> [Aim of the exercise]:
Copy out the listing in full, exactly as written, but not its pictures.

> [Data lines]:
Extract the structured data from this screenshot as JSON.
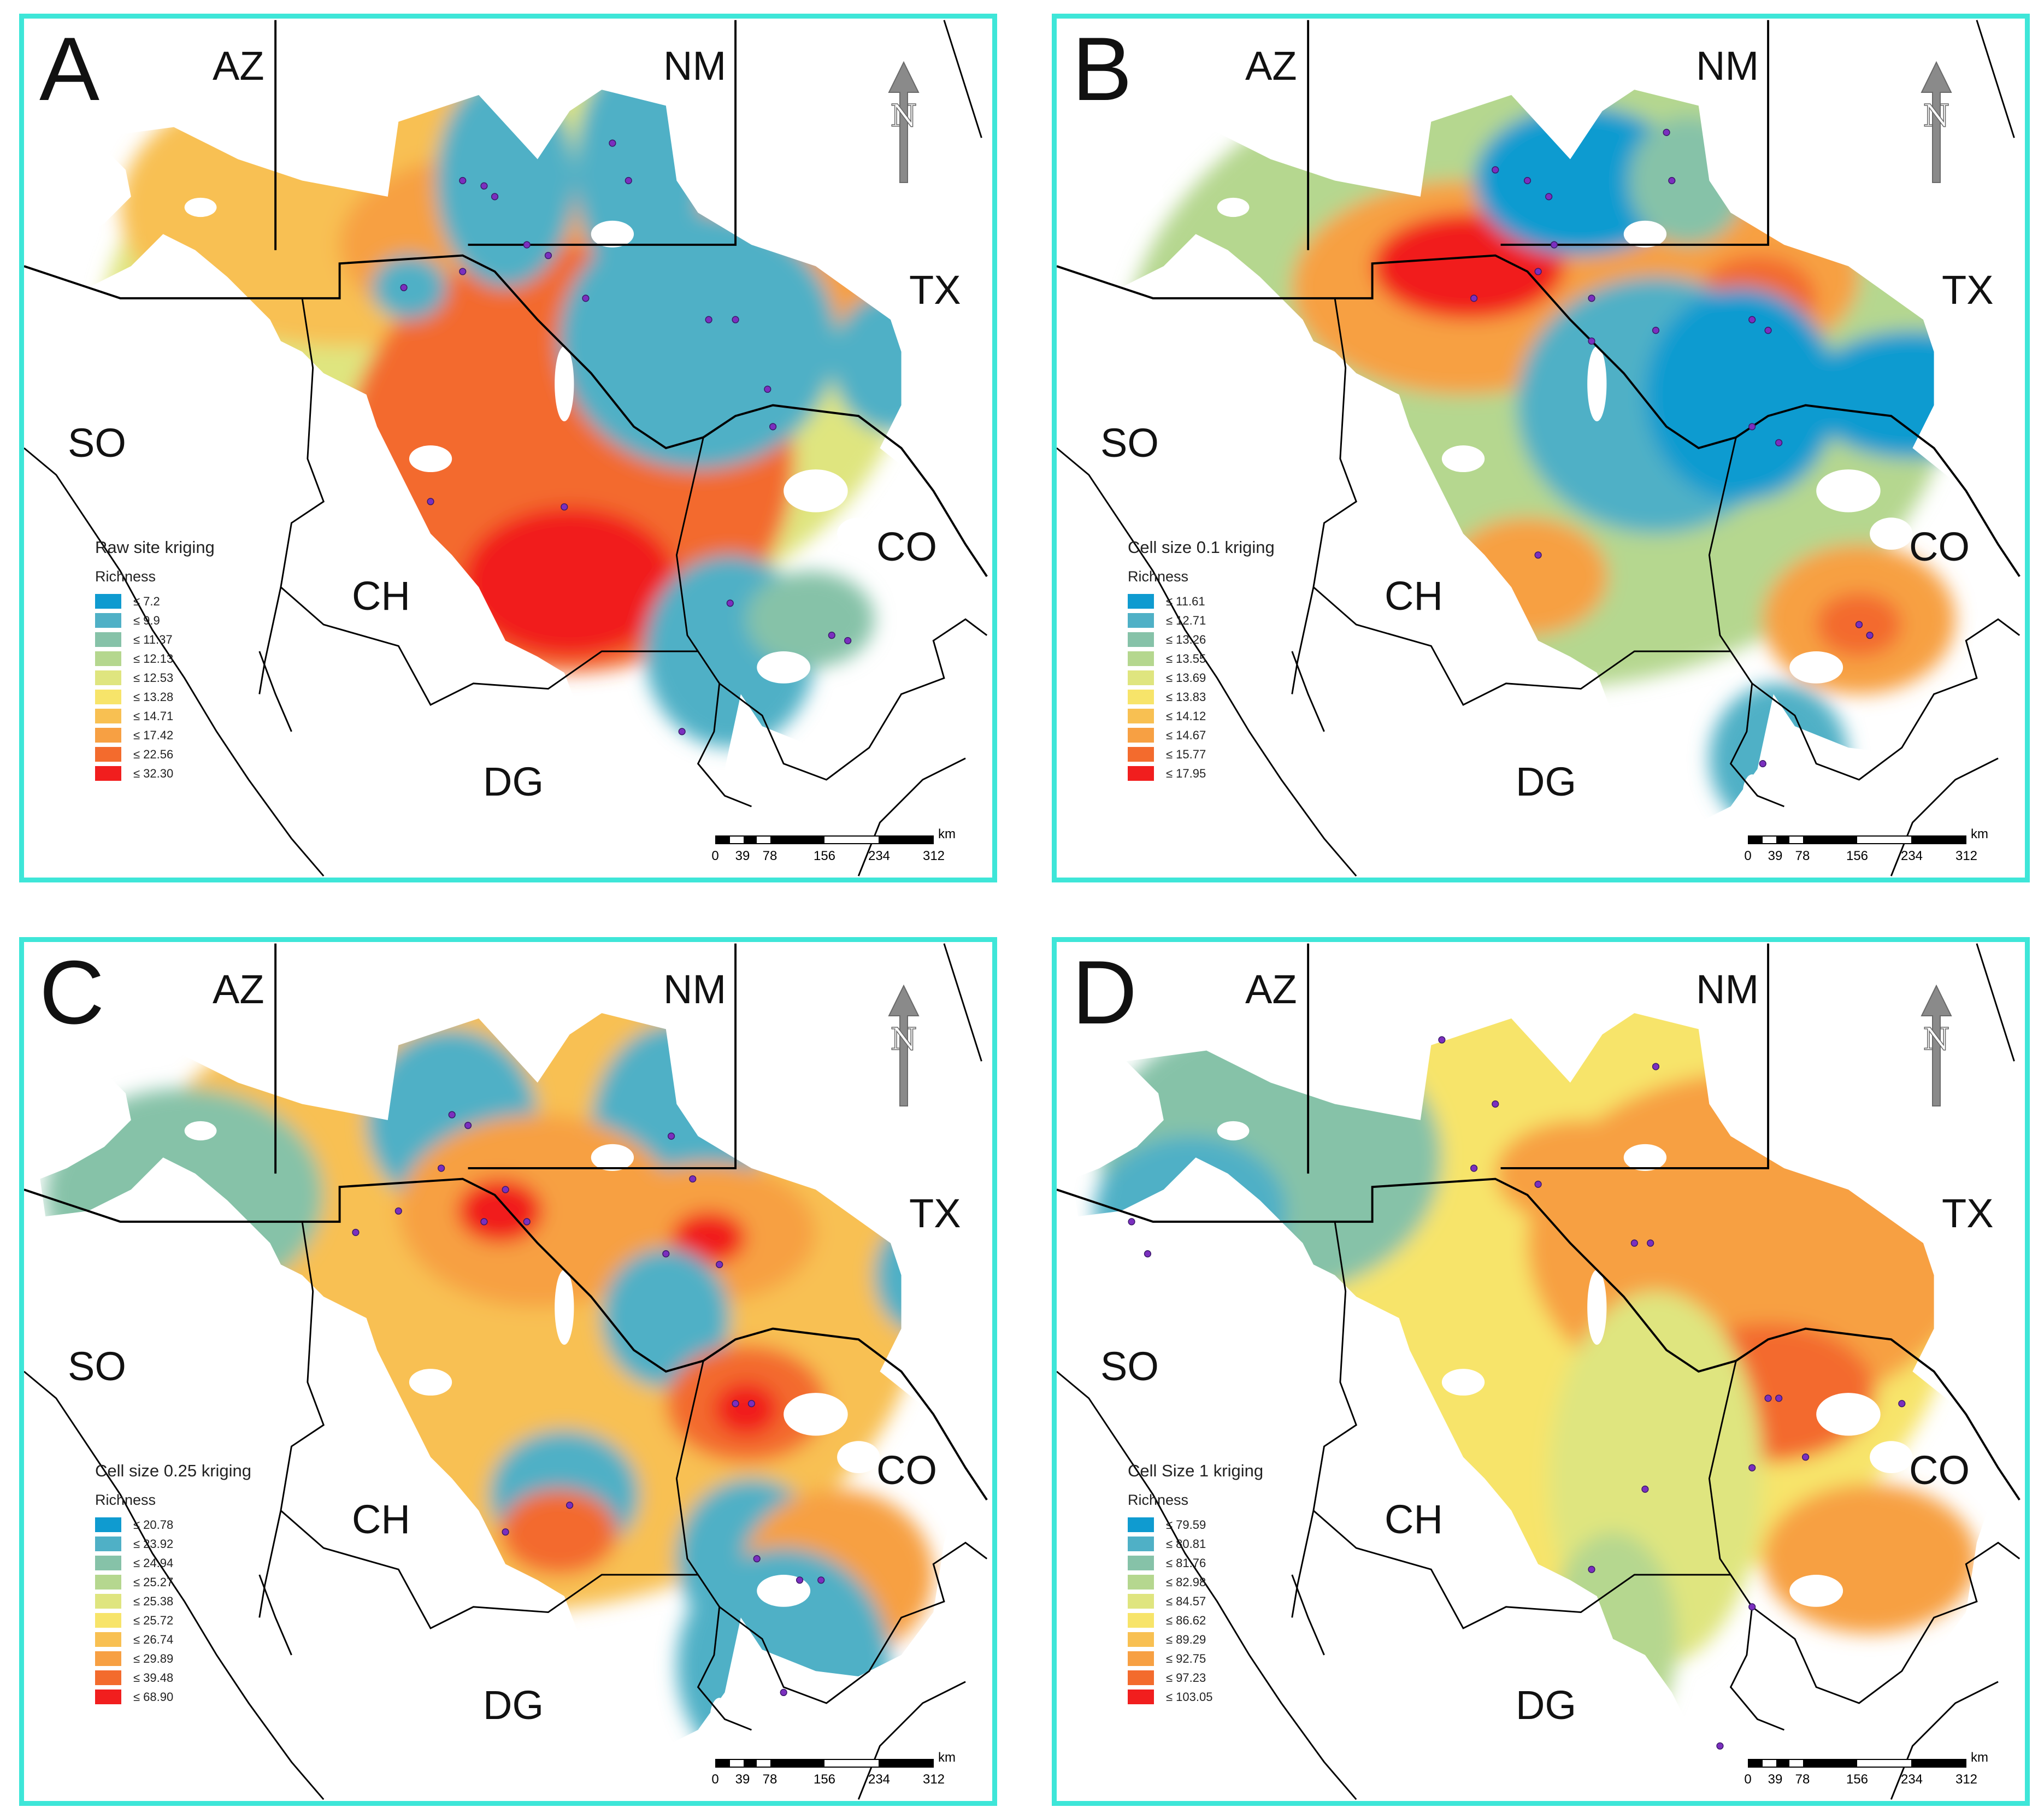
{
  "regions": [
    "AZ",
    "NM",
    "TX",
    "SO",
    "CH",
    "CO",
    "DG"
  ],
  "north_label": "N",
  "scale": {
    "unit": "km",
    "ticks": [
      "0",
      "39",
      "78",
      "156",
      "234",
      "312"
    ]
  },
  "colors": {
    "panel_border": "#3ee6d8",
    "classes": [
      "#0f9bd0",
      "#4fb0c6",
      "#86c2a8",
      "#b5d78f",
      "#dfe57f",
      "#f7e46a",
      "#f8c052",
      "#f7a043",
      "#f36b2d",
      "#f11e1e"
    ],
    "site_point": "#7b2fbf"
  },
  "panels": [
    {
      "letter": "A",
      "legend_title": "Raw site kriging",
      "legend_subtitle": "Richness",
      "classes": [
        "≤ 7.2",
        "≤ 9.9",
        "≤ 11.37",
        "≤ 12.13",
        "≤ 12.53",
        "≤ 13.28",
        "≤ 14.71",
        "≤ 17.42",
        "≤ 22.56",
        "≤ 32.30"
      ]
    },
    {
      "letter": "B",
      "legend_title": "Cell size 0.1 kriging",
      "legend_subtitle": "Richness",
      "classes": [
        "≤ 11.61",
        "≤ 12.71",
        "≤ 13.26",
        "≤ 13.55",
        "≤ 13.69",
        "≤ 13.83",
        "≤ 14.12",
        "≤ 14.67",
        "≤ 15.77",
        "≤ 17.95"
      ]
    },
    {
      "letter": "C",
      "legend_title": "Cell size 0.25 kriging",
      "legend_subtitle": "Richness",
      "classes": [
        "≤ 20.78",
        "≤ 23.92",
        "≤ 24.94",
        "≤ 25.27",
        "≤ 25.38",
        "≤ 25.72",
        "≤ 26.74",
        "≤ 29.89",
        "≤ 39.48",
        "≤ 68.90"
      ]
    },
    {
      "letter": "D",
      "legend_title": "Cell Size 1 kriging",
      "legend_subtitle": "Richness",
      "classes": [
        "≤ 79.59",
        "≤ 80.81",
        "≤ 81.76",
        "≤ 82.98",
        "≤ 84.57",
        "≤ 86.62",
        "≤ 89.29",
        "≤ 92.75",
        "≤ 97.23",
        "≤ 103.05"
      ]
    }
  ]
}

> [Solution for this task]:
Extract the structured data from this screenshot as JSON.
{
  "regions": [
    "AZ",
    "NM",
    "TX",
    "SO",
    "CH",
    "CO",
    "DG"
  ],
  "north_label": "N",
  "scale": {
    "unit": "km",
    "ticks": [
      "0",
      "39",
      "78",
      "156",
      "234",
      "312"
    ]
  },
  "colors": {
    "panel_border": "#3ee6d8",
    "classes": [
      "#0f9bd0",
      "#4fb0c6",
      "#86c2a8",
      "#b5d78f",
      "#dfe57f",
      "#f7e46a",
      "#f8c052",
      "#f7a043",
      "#f36b2d",
      "#f11e1e"
    ],
    "site_point": "#7b2fbf"
  },
  "panels": [
    {
      "letter": "A",
      "legend_title": "Raw site kriging",
      "legend_subtitle": "Richness",
      "classes": [
        "≤ 7.2",
        "≤ 9.9",
        "≤ 11.37",
        "≤ 12.13",
        "≤ 12.53",
        "≤ 13.28",
        "≤ 14.71",
        "≤ 17.42",
        "≤ 22.56",
        "≤ 32.30"
      ]
    },
    {
      "letter": "B",
      "legend_title": "Cell size 0.1 kriging",
      "legend_subtitle": "Richness",
      "classes": [
        "≤ 11.61",
        "≤ 12.71",
        "≤ 13.26",
        "≤ 13.55",
        "≤ 13.69",
        "≤ 13.83",
        "≤ 14.12",
        "≤ 14.67",
        "≤ 15.77",
        "≤ 17.95"
      ]
    },
    {
      "letter": "C",
      "legend_title": "Cell size 0.25 kriging",
      "legend_subtitle": "Richness",
      "classes": [
        "≤ 20.78",
        "≤ 23.92",
        "≤ 24.94",
        "≤ 25.27",
        "≤ 25.38",
        "≤ 25.72",
        "≤ 26.74",
        "≤ 29.89",
        "≤ 39.48",
        "≤ 68.90"
      ]
    },
    {
      "letter": "D",
      "legend_title": "Cell Size 1 kriging",
      "legend_subtitle": "Richness",
      "classes": [
        "≤ 79.59",
        "≤ 80.81",
        "≤ 81.76",
        "≤ 82.98",
        "≤ 84.57",
        "≤ 86.62",
        "≤ 89.29",
        "≤ 92.75",
        "≤ 97.23",
        "≤ 103.05"
      ]
    }
  ]
}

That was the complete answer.